● SET PROBLEM
Find the lines holding the word "November" and collect them.

##########

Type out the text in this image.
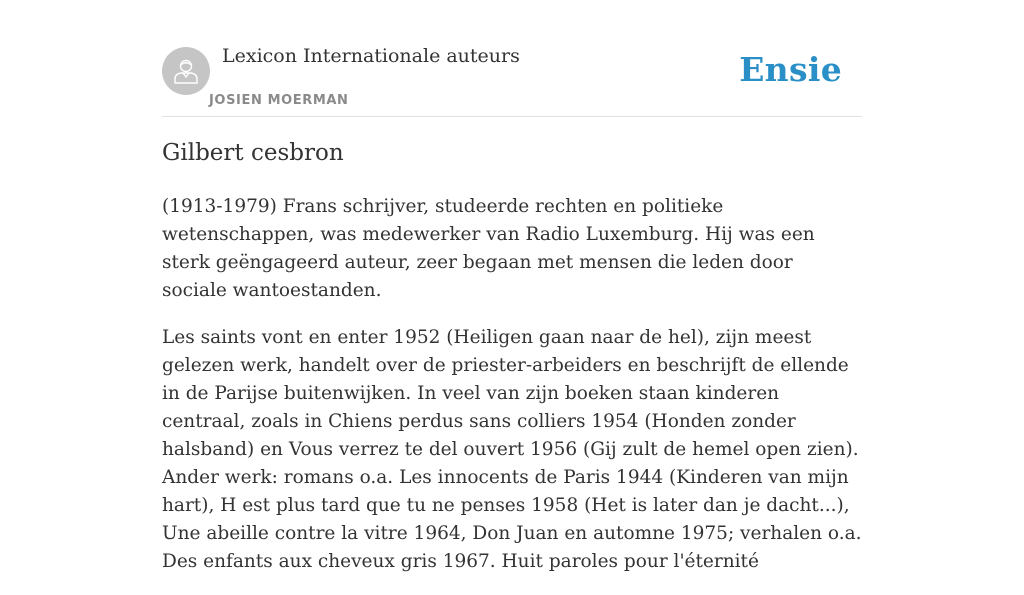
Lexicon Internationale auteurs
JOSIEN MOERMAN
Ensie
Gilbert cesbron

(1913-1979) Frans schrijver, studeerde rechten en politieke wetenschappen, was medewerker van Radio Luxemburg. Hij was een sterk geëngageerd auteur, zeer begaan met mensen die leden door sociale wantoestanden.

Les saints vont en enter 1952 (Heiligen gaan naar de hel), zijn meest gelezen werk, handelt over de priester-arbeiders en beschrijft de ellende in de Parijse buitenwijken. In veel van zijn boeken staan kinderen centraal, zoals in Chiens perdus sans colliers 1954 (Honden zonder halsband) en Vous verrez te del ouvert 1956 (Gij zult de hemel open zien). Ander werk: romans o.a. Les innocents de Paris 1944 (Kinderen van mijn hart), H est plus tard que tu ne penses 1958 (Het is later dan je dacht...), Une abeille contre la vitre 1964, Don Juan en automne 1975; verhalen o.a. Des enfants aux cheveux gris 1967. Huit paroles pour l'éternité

##########

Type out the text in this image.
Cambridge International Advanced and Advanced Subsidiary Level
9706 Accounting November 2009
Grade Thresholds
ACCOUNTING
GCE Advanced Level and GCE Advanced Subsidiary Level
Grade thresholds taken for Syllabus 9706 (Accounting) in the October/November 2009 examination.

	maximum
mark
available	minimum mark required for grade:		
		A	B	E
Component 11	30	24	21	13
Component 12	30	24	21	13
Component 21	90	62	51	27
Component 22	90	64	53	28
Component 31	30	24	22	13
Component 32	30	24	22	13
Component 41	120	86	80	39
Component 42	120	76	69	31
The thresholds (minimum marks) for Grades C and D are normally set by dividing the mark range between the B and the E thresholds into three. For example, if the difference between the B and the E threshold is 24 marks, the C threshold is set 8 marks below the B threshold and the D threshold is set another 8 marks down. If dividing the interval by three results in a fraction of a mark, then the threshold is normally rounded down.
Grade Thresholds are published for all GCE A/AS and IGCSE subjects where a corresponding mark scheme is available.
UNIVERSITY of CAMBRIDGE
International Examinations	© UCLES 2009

##########

● TASK RESULT
9706 Accounting November 2009
Grade thresholds taken for Syllabus 9706 (Accounting) in the October/November 2009 examination.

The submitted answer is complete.